● Task directions: Output the data that follows exactly, line for line.
==== Available records
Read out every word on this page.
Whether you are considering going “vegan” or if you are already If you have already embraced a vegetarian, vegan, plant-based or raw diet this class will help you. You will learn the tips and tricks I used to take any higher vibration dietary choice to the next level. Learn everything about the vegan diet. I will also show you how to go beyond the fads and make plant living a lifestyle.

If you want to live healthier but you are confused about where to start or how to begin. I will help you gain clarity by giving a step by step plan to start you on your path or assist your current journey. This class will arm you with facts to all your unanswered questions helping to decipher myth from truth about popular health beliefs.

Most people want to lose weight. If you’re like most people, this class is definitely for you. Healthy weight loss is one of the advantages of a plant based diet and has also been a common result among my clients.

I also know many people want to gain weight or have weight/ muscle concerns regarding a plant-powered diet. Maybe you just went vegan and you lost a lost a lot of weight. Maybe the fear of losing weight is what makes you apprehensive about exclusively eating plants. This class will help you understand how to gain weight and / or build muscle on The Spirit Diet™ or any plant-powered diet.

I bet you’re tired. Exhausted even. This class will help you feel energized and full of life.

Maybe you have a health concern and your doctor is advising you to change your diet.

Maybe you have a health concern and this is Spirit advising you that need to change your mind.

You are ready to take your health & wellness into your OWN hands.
========
● The solution:
Read out every word on this page.
Whether you are considering going “vegan” or if you are already If you have already embraced a vegetarian, vegan, plant-based or raw diet this class will help you. You will learn the tips and tricks I used to take any higher vibration dietary choice to the next level. Learn everything about the vegan diet. I will also show you how to go beyond the fads and make plant living a lifestyle.

If you want to live healthier but you are confused about where to start or how to begin. I will help you gain clarity by giving a step by step plan to start you on your path or assist your current journey. This class will arm you with facts to all your unanswered questions helping to decipher myth from truth about popular health beliefs.

Most people want to lose weight. If you’re like most people, this class is definitely for you. Healthy weight loss is one of the advantages of a plant based diet and has also been a common result among my clients.

I also know many people want to gain weight or have weight/ muscle concerns regarding a plant-powered diet. Maybe you just went vegan and you lost a lost a lot of weight. Maybe the fear of losing weight is what makes you apprehensive about exclusively eating plants. This class will help you understand how to gain weight and / or build muscle on The Spirit Diet™ or any plant-powered diet.

I bet you’re tired. Exhausted even. This class will help you feel energized and full of life.

Maybe you have a health concern and your doctor is advising you to change your diet.

Maybe you have a health concern and this is Spirit advising you that need to change your mind.

You are ready to take your health & wellness into your OWN hands.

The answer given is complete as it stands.